> **The problem**
Where a line holds the string "receiver", return that line.

begin Stored data

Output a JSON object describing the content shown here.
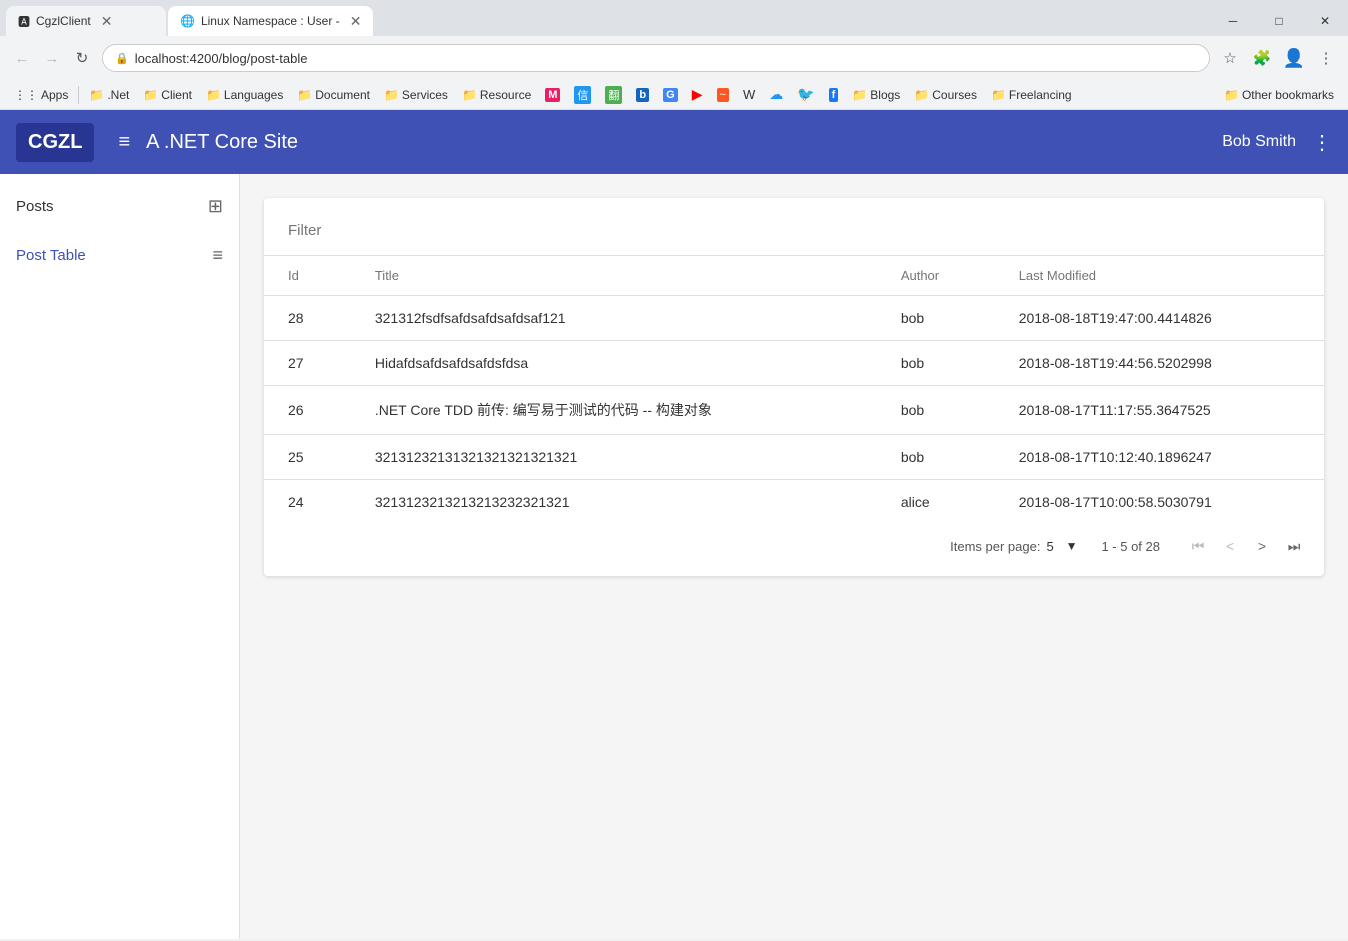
{
  "browser": {
    "tabs": [
      {
        "id": "tab1",
        "label": "CgzlClient",
        "active": false,
        "favicon": "🅰"
      },
      {
        "id": "tab2",
        "label": "Linux Namespace : User -",
        "active": true,
        "favicon": "🐧"
      }
    ],
    "address": "localhost:4200/blog/post-table",
    "window_controls": {
      "minimize": "─",
      "maximize": "□",
      "close": "✕"
    }
  },
  "bookmarks": [
    {
      "label": "Apps",
      "icon": "⋮⋮"
    },
    {
      "label": ".Net",
      "icon": "📁"
    },
    {
      "label": "Client",
      "icon": "📁"
    },
    {
      "label": "Languages",
      "icon": "📁"
    },
    {
      "label": "Document",
      "icon": "📁"
    },
    {
      "label": "Services",
      "icon": "📁"
    },
    {
      "label": "Resource",
      "icon": "📁"
    },
    {
      "label": "M",
      "icon": "M"
    },
    {
      "label": "信",
      "icon": "信"
    },
    {
      "label": "翻",
      "icon": "翻"
    },
    {
      "label": "b",
      "icon": "b"
    },
    {
      "label": "G",
      "icon": "G"
    },
    {
      "label": "▶",
      "icon": "▶"
    },
    {
      "label": "~",
      "icon": "~"
    },
    {
      "label": "W",
      "icon": "W"
    },
    {
      "label": "☁",
      "icon": "☁"
    },
    {
      "label": "🐦",
      "icon": "🐦"
    },
    {
      "label": "f",
      "icon": "f"
    },
    {
      "label": "Blogs",
      "icon": "📁"
    },
    {
      "label": "Courses",
      "icon": "📁"
    },
    {
      "label": "Freelancing",
      "icon": "📁"
    },
    {
      "label": "Other bookmarks",
      "icon": "📁"
    }
  ],
  "app": {
    "logo": "CGZL",
    "title": "A .NET Core Site",
    "user": "Bob Smith",
    "menu_icon": "≡",
    "dots_icon": "⋮"
  },
  "sidebar": {
    "items": [
      {
        "label": "Posts",
        "icon": "⊞",
        "active": false
      },
      {
        "label": "Post Table",
        "icon": "≡",
        "active": true
      }
    ]
  },
  "table": {
    "filter_placeholder": "Filter",
    "columns": [
      {
        "key": "id",
        "label": "Id"
      },
      {
        "key": "title",
        "label": "Title"
      },
      {
        "key": "author",
        "label": "Author"
      },
      {
        "key": "last_modified",
        "label": "Last Modified"
      }
    ],
    "rows": [
      {
        "id": "28",
        "title": "321312fsdfsafdsafdsafdsaf121",
        "author": "bob",
        "last_modified": "2018-08-18T19:47:00.4414826"
      },
      {
        "id": "27",
        "title": "Hidafdsafdsafdsafdsfdsa",
        "author": "bob",
        "last_modified": "2018-08-18T19:44:56.5202998"
      },
      {
        "id": "26",
        "title": ".NET Core TDD 前传: 编写易于测试的代码 -- 构建对象",
        "author": "bob",
        "last_modified": "2018-08-17T11:17:55.3647525"
      },
      {
        "id": "25",
        "title": "32131232131321321321321321",
        "author": "bob",
        "last_modified": "2018-08-17T10:12:40.1896247"
      },
      {
        "id": "24",
        "title": "3213123213213213232321321",
        "author": "alice",
        "last_modified": "2018-08-17T10:00:58.5030791"
      }
    ],
    "footer": {
      "items_per_page_label": "Items per page:",
      "items_per_page_value": "5",
      "page_info": "1 - 5 of 28"
    }
  }
}
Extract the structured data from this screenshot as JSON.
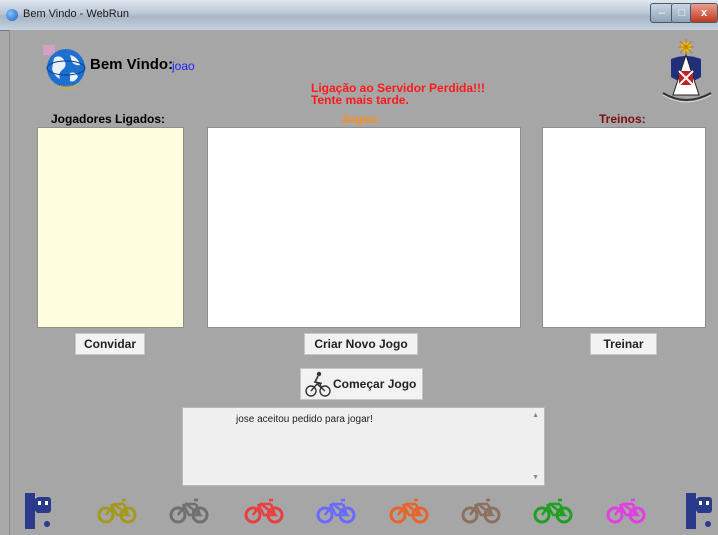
{
  "window": {
    "title": "Bem Vindo - WebRun"
  },
  "header": {
    "welcome_label": "Bem Vindo:",
    "username": "joao"
  },
  "error": {
    "line1": "Ligação ao Servidor Perdida!!!",
    "line2": "Tente mais tarde."
  },
  "columns": {
    "players_label": "Jogadores Ligados:",
    "games_label": "Jogos:",
    "trainings_label": "Treinos:"
  },
  "buttons": {
    "invite": "Convidar",
    "new_game": "Criar Novo Jogo",
    "train": "Treinar",
    "start_game": "Começar Jogo"
  },
  "log": {
    "message": "jose aceitou pedido para jogar!"
  },
  "colors": {
    "error": "#ff1a1a",
    "username": "#1e25ff",
    "games_label": "#ff8c1a",
    "trainings_label": "#7a1010",
    "players_panel": "#ffffe0"
  },
  "bikes": [
    "#a39a1c",
    "#707070",
    "#e74040",
    "#6a6aff",
    "#e8642a",
    "#8c7060",
    "#20a020",
    "#e040e0"
  ],
  "icons": [
    "globe-icon",
    "university-crest-icon",
    "cyclist-icon",
    "dubi-logo-icon",
    "bicycle-icon"
  ]
}
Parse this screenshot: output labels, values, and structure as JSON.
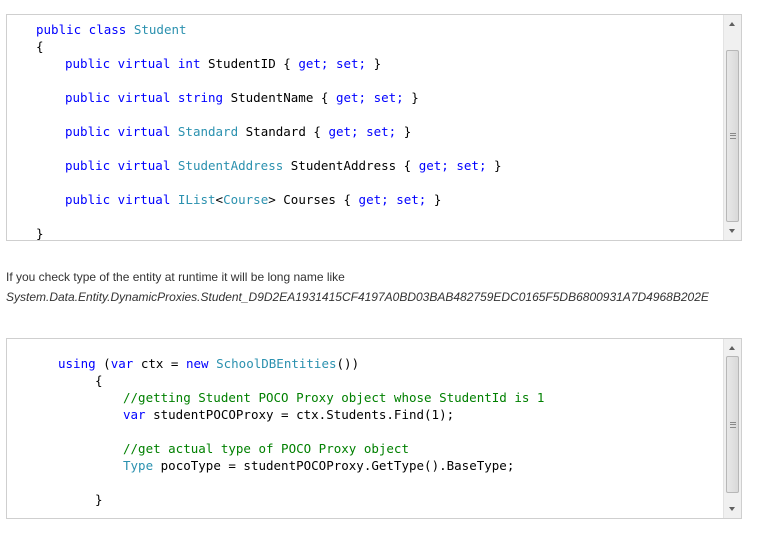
{
  "snippet1": {
    "line1": {
      "kw": "public class",
      "type": "Student"
    },
    "line2": "{",
    "line3": {
      "kw1": "public virtual",
      "kw2": "int",
      "rest": "StudentID {",
      "get": "get;",
      "set": "set;",
      "close": "}"
    },
    "line4": {
      "kw1": "public virtual",
      "kw2": "string",
      "rest": "StudentName {",
      "get": "get;",
      "set": "set;",
      "close": "}"
    },
    "line5": {
      "kw1": "public virtual",
      "type": "Standard",
      "rest": "Standard {",
      "get": "get;",
      "set": "set;",
      "close": "}"
    },
    "line6": {
      "kw1": "public virtual",
      "type": "StudentAddress",
      "rest": "StudentAddress {",
      "get": "get;",
      "set": "set;",
      "close": "}"
    },
    "line7": {
      "kw1": "public virtual",
      "type1": "IList",
      "lt": "<",
      "type2": "Course",
      "gt": ">",
      "rest": "Courses {",
      "get": "get;",
      "set": "set;",
      "close": "}"
    },
    "line8": "}"
  },
  "prose": {
    "text1": "If you check type of the entity at runtime it will be long name like",
    "text2": "System.Data.Entity.DynamicProxies.Student_D9D2EA1931415CF4197A0BD03BAB482759EDC0165F5DB6800931A7D4968B202E"
  },
  "snippet2": {
    "line1": {
      "kw": "using",
      "p1": "(",
      "kw2": "var",
      "mid": "ctx =",
      "kw3": "new",
      "type": "SchoolDBEntities",
      "end": "())"
    },
    "line2": "{",
    "line3": "//getting Student POCO Proxy object whose StudentId is 1",
    "line4": {
      "kw": "var",
      "rest": "studentPOCOProxy = ctx.Students.Find(1);"
    },
    "line5": "//get actual type of POCO Proxy object",
    "line6": {
      "type": "Type",
      "rest": "pocoType = studentPOCOProxy.GetType().BaseType;"
    },
    "line7": "}"
  },
  "colors": {
    "keyword": "#0000ff",
    "type": "#2b91af",
    "comment": "#008000"
  }
}
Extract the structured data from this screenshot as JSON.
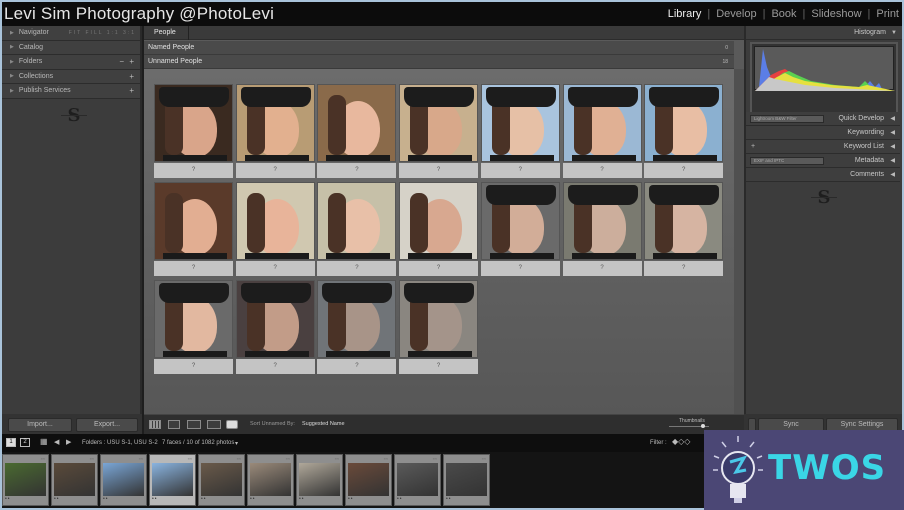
{
  "window": {
    "title": "Levi Sim Photography @PhotoLevi",
    "modules": [
      {
        "label": "Library",
        "active": true
      },
      {
        "label": "Develop",
        "active": false
      },
      {
        "label": "Book",
        "active": false
      },
      {
        "label": "Slideshow",
        "active": false
      },
      {
        "label": "Print",
        "active": false
      }
    ]
  },
  "left_panel": {
    "items": [
      {
        "label": "Navigator",
        "icon": "triangle-right-icon"
      },
      {
        "label": "Catalog",
        "icon": "triangle-right-icon"
      },
      {
        "label": "Folders",
        "icon": "triangle-right-icon"
      },
      {
        "label": "Collections",
        "icon": "triangle-right-icon"
      },
      {
        "label": "Publish Services",
        "icon": "triangle-right-icon"
      }
    ],
    "navigator_zoom": "FIT  FILL  1:1  3:1",
    "import_label": "Import...",
    "export_label": "Export..."
  },
  "center": {
    "tab": "People",
    "sections": [
      {
        "label": "Named People",
        "count": "0"
      },
      {
        "label": "Unnamed People",
        "count": "18"
      }
    ],
    "face_label": "?",
    "faces": [
      {
        "bg": "#3a2a20",
        "skin": "#d9a58a",
        "cap": true
      },
      {
        "bg": "#b89c74",
        "skin": "#e2b08f",
        "cap": true
      },
      {
        "bg": "#8a6a4a",
        "skin": "#e8b89e",
        "cap": false
      },
      {
        "bg": "#c7b08e",
        "skin": "#d8a88a",
        "cap": true
      },
      {
        "bg": "#a9c4de",
        "skin": "#e6c0a6",
        "cap": true
      },
      {
        "bg": "#9bb8d4",
        "skin": "#e0b094",
        "cap": true
      },
      {
        "bg": "#8bb0d0",
        "skin": "#e8bea4",
        "cap": true
      },
      {
        "bg": "#5a3a2a",
        "skin": "#e2ae92",
        "cap": false
      },
      {
        "bg": "#d0c8b0",
        "skin": "#e8b49a",
        "cap": false
      },
      {
        "bg": "#c6c0a8",
        "skin": "#e8c0a8",
        "cap": false
      },
      {
        "bg": "#d6d2c8",
        "skin": "#d8a890",
        "cap": false
      },
      {
        "bg": "#6a6a6a",
        "skin": "#d2ad98",
        "cap": true
      },
      {
        "bg": "#7a7a70",
        "skin": "#ccae9c",
        "cap": true
      },
      {
        "bg": "#8a8a80",
        "skin": "#d6b4a2",
        "cap": true
      },
      {
        "bg": "#6a6a6a",
        "skin": "#e2b8a0",
        "cap": true
      },
      {
        "bg": "#4a4040",
        "skin": "#c29c88",
        "cap": true
      },
      {
        "bg": "#707478",
        "skin": "#a89488",
        "cap": true
      },
      {
        "bg": "#8a8680",
        "skin": "#a4948a",
        "cap": true
      }
    ]
  },
  "toolbar": {
    "sort_label": "Sort Unnamed By:",
    "sort_value": "Suggested Name",
    "thumbnails_label": "Thumbnails"
  },
  "right_panel": {
    "histogram_label": "Histogram",
    "quick_develop_label": "Quick Develop",
    "quick_develop_preset": "Lightroom B&W Filter",
    "keywording_label": "Keywording",
    "keyword_list_label": "Keyword List",
    "metadata_label": "Metadata",
    "metadata_preset": "EXIF and IPTC",
    "comments_label": "Comments",
    "sync_label": "Sync",
    "sync_settings_label": "Sync Settings"
  },
  "filmstrip_bar": {
    "page1": "1",
    "page2": "2",
    "source": "Folders : USU S-1, USU S-2",
    "count": "7 faces / 10 of 1082 photos",
    "filter_label": "Filter :"
  },
  "filmstrip": {
    "thumbs": [
      {
        "bg": "#4a6a30",
        "selected": false
      },
      {
        "bg": "#5a4a3a",
        "selected": false
      },
      {
        "bg": "#7aa6d6",
        "selected": false
      },
      {
        "bg": "#8ab4e0",
        "selected": true
      },
      {
        "bg": "#6a5a4a",
        "selected": false
      },
      {
        "bg": "#9a8a7a",
        "selected": false
      },
      {
        "bg": "#b0a89a",
        "selected": false
      },
      {
        "bg": "#6a4a3a",
        "selected": false
      },
      {
        "bg": "#5a5a5a",
        "selected": false
      },
      {
        "bg": "#4a4a4a",
        "selected": false
      }
    ]
  },
  "watermark": {
    "text": "TWOS"
  }
}
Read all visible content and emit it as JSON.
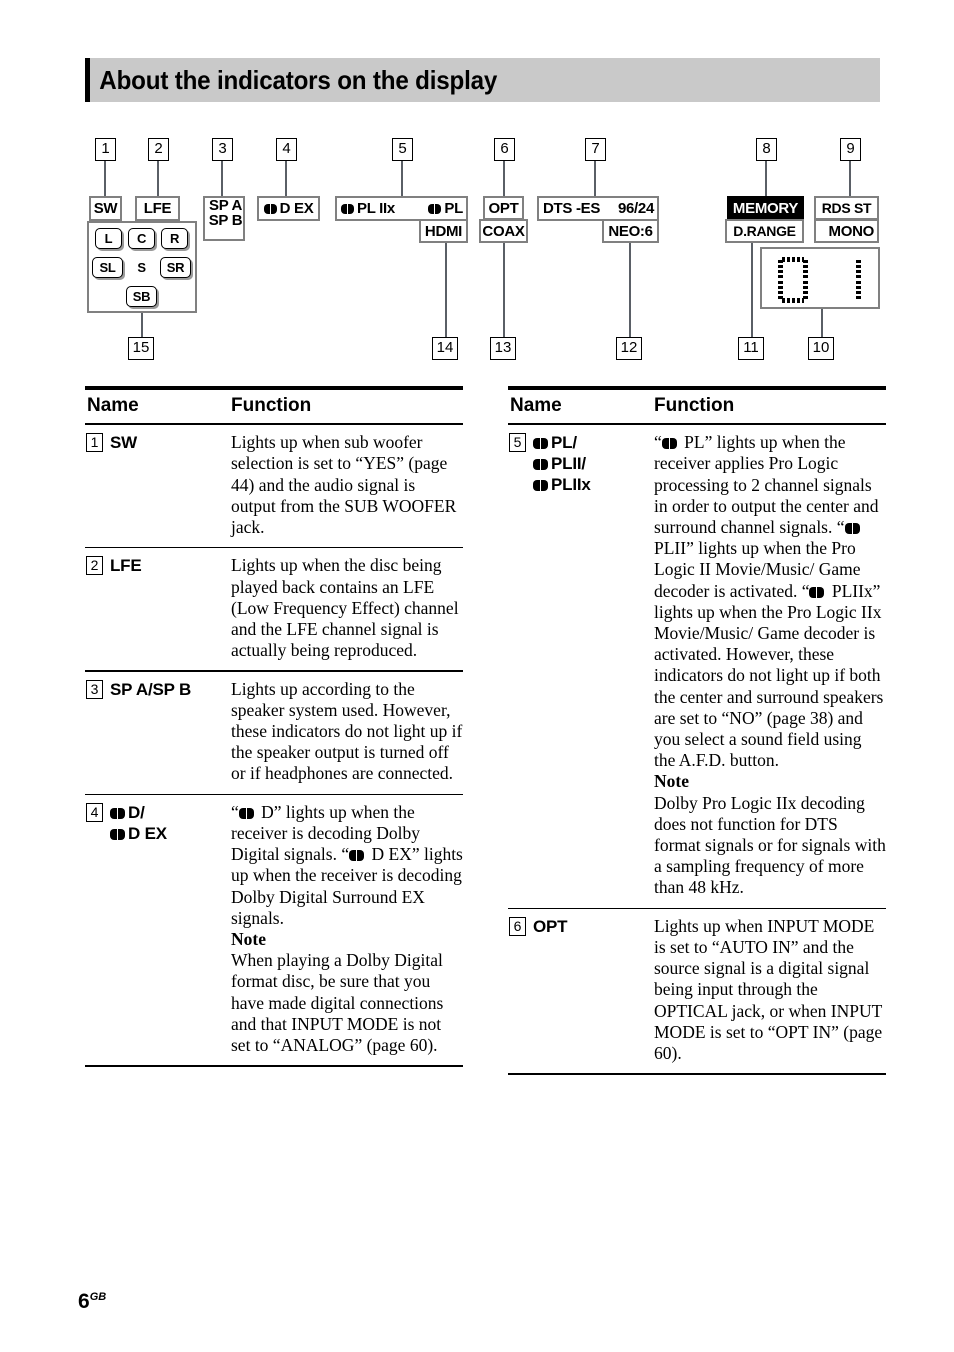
{
  "header": {
    "title": "About the indicators on the display"
  },
  "footer": {
    "page": "6",
    "region": "GB"
  },
  "diagram": {
    "callouts_top": [
      "1",
      "2",
      "3",
      "4",
      "5",
      "6",
      "7",
      "8",
      "9"
    ],
    "callouts_bottom": [
      "15",
      "14",
      "13",
      "12",
      "11",
      "10"
    ],
    "indicators": {
      "sw": "SW",
      "lfe": "LFE",
      "sp_a": "SP A",
      "sp_b": "SP B",
      "d_ex": "D EX",
      "pl_iix": "PL IIx",
      "pl": "PL",
      "hdmi": "HDMI",
      "opt": "OPT",
      "coax": "COAX",
      "dts_es": "DTS -ES",
      "bits": "96/24",
      "neo6": "NEO:6",
      "memory": "MEMORY",
      "drange": "D.RANGE",
      "rds_st": "RDS ST",
      "mono": "MONO"
    },
    "speakers": {
      "l": "L",
      "c": "C",
      "r": "R",
      "sl": "SL",
      "s": "S",
      "sr": "SR",
      "sb": "SB"
    }
  },
  "tables": {
    "headers": {
      "name": "Name",
      "function": "Function"
    },
    "left_rows": [
      {
        "num": "1",
        "name": "SW",
        "function": "Lights up when sub woofer selection is set to “YES” (page 44) and the audio signal is output from the SUB WOOFER jack."
      },
      {
        "num": "2",
        "name": "LFE",
        "function": "Lights up when the disc being played back contains an LFE (Low Frequency Effect) channel and the LFE channel signal is actually being reproduced."
      },
      {
        "num": "3",
        "name": "SP A/SP B",
        "function": "Lights up according to the speaker system used. However, these indicators do not light up if the speaker output is turned off or if headphones are connected."
      },
      {
        "num": "4",
        "name_line1": "D/",
        "name_line2": "D EX",
        "function_a": "“",
        "function_b": " D” lights up when the receiver is decoding Dolby Digital signals. “",
        "function_c": " D EX” lights up when the receiver is decoding Dolby Digital Surround EX signals.",
        "note_label": "Note",
        "note_body": "When playing a Dolby Digital format disc, be sure that you have made digital connections and that INPUT MODE is not set to “ANALOG” (page 60)."
      }
    ],
    "right_rows": [
      {
        "num": "5",
        "name_line1": "PL/",
        "name_line2": "PLII/",
        "name_line3": "PLIIx",
        "function_a": "“",
        "function_b": " PL” lights up when the receiver applies Pro Logic processing to 2 channel signals in order to output the center and surround channel signals. “",
        "function_c": " PLII” lights up when the Pro Logic II Movie/Music/ Game decoder is activated. “",
        "function_d": " PLIIx” lights up when the Pro Logic IIx Movie/Music/ Game decoder is activated. However, these indicators do not light up if both the center and surround speakers are set to “NO” (page 38) and you select a sound field using the A.F.D. button.",
        "note_label": "Note",
        "note_body": "Dolby Pro Logic IIx decoding does not function for DTS format signals or for signals with a sampling frequency of more than 48 kHz."
      },
      {
        "num": "6",
        "name": "OPT",
        "function": "Lights up when INPUT MODE is set to “AUTO IN” and the source signal is a digital signal being input through the OPTICAL jack, or when INPUT MODE is set to “OPT IN” (page 60)."
      }
    ]
  },
  "colors": {
    "header_band": "#c9c9c9",
    "chip_border": "#808080",
    "leader_line": "#5a5f66",
    "text": "#000000"
  }
}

end Stored data

> **Final result**
        "function_b": " D” lights up when the receiver is decoding Dolby Digital signals. “",
        "function_c": " D EX” lights up when the receiver is decoding Dolby Digital Surround EX signals.",
        "function_b": " PL” lights up when the receiver applies Pro Logic processing to 2 channel signals in order to output the center and surround channel signals. “",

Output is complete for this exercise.